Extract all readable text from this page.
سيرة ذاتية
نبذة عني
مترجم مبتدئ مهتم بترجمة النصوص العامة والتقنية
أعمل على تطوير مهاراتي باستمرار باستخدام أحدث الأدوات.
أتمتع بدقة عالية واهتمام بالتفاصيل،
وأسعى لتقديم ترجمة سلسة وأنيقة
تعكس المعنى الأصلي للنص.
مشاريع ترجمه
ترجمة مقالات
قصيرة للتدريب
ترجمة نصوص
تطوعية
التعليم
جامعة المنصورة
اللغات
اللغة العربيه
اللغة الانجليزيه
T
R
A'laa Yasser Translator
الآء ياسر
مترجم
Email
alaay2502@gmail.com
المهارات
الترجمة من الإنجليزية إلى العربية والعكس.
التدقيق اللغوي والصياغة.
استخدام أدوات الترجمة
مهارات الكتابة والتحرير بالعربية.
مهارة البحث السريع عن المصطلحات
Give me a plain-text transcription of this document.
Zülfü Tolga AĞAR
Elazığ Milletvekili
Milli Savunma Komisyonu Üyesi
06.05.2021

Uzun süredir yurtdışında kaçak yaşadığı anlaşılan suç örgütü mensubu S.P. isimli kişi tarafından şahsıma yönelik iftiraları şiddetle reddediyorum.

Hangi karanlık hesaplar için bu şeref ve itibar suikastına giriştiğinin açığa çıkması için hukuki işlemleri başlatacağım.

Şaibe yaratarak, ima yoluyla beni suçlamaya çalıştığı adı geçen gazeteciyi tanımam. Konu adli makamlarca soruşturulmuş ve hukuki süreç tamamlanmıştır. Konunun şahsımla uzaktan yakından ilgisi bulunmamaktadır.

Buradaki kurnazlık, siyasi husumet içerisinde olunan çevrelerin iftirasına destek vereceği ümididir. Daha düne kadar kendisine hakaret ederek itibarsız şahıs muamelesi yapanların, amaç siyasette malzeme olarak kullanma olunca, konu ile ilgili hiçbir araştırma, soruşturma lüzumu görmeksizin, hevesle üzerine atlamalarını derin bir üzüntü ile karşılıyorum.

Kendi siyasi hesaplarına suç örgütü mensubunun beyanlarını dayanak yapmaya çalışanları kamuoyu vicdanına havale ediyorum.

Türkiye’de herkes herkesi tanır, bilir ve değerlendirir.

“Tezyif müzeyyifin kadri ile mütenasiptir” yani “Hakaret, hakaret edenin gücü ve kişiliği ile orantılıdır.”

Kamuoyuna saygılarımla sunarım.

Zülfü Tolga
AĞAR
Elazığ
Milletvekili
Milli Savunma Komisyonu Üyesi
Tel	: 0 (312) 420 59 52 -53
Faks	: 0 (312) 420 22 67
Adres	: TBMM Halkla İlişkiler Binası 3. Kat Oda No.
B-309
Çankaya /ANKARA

**WHAT YOU WILL DO**: Copy every line in the entries above that has the string "text" in it.

**SOLUTION**:
Extract all readable text from this page.
Give me a plain-text transcription of this document.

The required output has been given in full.